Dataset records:
/---

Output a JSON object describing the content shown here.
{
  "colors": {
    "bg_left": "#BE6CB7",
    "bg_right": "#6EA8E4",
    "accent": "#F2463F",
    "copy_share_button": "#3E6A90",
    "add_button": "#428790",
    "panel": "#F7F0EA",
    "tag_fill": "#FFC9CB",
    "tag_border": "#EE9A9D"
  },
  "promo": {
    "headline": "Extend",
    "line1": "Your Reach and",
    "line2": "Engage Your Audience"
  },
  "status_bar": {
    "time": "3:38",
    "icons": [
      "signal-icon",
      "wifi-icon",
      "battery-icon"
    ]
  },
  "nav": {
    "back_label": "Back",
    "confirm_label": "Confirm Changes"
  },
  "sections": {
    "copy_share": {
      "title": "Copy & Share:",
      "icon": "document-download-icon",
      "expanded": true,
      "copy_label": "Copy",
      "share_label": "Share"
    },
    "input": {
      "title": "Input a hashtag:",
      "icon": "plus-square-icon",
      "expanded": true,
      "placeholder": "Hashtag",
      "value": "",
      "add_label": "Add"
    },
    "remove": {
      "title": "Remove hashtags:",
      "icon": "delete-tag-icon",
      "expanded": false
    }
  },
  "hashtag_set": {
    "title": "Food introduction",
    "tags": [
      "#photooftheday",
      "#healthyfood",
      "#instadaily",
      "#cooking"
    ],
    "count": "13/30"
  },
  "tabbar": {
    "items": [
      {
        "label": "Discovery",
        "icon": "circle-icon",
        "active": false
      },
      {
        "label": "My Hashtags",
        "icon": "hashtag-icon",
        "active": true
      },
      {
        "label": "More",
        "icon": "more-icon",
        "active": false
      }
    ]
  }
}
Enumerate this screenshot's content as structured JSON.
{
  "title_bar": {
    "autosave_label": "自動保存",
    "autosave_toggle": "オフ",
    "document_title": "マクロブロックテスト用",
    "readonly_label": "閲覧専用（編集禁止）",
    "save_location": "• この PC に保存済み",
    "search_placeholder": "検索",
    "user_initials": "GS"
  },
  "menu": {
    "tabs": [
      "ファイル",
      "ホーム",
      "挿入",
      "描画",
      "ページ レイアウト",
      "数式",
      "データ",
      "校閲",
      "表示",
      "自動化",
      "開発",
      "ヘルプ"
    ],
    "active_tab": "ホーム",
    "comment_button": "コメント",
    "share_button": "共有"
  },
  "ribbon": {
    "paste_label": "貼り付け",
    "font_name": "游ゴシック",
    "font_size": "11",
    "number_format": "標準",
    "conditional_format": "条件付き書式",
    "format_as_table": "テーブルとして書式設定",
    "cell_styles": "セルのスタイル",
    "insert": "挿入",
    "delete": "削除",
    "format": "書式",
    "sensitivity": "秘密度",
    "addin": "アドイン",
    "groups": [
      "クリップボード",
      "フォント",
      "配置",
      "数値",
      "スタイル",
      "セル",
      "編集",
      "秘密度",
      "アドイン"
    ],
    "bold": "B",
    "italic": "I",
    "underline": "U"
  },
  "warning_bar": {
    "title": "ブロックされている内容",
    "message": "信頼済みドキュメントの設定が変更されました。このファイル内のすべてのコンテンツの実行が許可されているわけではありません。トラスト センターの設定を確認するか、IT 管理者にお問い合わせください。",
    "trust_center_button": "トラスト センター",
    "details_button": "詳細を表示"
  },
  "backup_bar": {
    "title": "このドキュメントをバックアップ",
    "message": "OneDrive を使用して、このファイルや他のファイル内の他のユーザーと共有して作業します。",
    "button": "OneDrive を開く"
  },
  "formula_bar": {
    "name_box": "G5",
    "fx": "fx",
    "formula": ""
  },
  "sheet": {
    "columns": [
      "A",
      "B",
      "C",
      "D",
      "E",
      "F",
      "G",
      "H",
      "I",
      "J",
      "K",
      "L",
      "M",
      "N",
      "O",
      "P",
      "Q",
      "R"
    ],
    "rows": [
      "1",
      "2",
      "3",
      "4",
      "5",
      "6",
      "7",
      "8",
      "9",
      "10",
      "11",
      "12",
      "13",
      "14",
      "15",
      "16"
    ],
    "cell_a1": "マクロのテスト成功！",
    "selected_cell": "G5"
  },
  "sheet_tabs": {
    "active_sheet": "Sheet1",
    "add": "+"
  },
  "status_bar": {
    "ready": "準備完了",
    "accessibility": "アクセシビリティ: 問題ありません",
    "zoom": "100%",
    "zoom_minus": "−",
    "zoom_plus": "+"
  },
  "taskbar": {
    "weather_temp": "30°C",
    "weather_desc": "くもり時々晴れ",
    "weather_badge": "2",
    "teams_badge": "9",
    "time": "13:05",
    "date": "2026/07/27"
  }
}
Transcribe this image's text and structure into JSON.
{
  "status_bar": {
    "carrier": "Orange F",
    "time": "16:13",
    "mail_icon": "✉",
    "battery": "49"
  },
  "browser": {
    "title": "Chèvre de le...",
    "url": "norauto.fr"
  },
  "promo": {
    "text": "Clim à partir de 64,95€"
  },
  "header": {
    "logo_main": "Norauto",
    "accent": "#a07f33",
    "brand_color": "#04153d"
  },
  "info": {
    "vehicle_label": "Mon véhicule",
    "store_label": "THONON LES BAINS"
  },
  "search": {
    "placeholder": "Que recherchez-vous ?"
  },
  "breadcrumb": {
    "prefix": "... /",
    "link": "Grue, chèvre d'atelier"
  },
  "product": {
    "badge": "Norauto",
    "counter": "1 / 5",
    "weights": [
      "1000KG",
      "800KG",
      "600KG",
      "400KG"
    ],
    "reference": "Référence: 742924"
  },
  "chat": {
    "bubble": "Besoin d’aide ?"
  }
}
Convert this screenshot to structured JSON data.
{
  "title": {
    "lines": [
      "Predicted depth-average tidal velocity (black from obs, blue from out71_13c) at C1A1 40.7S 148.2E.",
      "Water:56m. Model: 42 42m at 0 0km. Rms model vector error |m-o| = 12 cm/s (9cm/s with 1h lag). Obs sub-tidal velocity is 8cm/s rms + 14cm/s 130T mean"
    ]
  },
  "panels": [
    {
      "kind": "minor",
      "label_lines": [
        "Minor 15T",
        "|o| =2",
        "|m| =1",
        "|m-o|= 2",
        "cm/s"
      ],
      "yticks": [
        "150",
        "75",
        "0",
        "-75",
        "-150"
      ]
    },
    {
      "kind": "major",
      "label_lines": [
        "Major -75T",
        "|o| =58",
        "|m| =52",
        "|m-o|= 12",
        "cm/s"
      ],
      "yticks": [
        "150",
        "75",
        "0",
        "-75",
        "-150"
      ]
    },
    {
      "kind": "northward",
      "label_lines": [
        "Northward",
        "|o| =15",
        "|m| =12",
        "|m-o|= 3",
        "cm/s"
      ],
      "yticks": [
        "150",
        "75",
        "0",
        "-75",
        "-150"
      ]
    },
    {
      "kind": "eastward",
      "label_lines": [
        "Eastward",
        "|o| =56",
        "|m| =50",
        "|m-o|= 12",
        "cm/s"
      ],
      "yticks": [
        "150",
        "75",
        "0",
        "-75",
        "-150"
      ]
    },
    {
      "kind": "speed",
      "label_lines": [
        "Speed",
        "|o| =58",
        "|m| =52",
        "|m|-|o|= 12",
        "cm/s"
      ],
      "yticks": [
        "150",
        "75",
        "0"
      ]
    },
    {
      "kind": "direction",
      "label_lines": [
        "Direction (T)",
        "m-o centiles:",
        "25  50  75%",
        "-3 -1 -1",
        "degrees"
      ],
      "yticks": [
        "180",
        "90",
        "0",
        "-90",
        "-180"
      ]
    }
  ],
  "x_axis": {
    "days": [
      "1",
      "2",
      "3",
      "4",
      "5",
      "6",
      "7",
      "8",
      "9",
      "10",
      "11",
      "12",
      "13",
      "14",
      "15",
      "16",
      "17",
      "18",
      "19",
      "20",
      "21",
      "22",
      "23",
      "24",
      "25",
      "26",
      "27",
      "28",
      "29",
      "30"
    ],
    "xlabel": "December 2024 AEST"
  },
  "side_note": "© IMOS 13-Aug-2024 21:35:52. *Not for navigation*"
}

\---

TASK OBJECTIVE: Go through the records and gather the lines that hold "structured".

RESPONSE:
Enumerate this screenshot's content as structured JSON.
Convert this screenshot to structured JSON data.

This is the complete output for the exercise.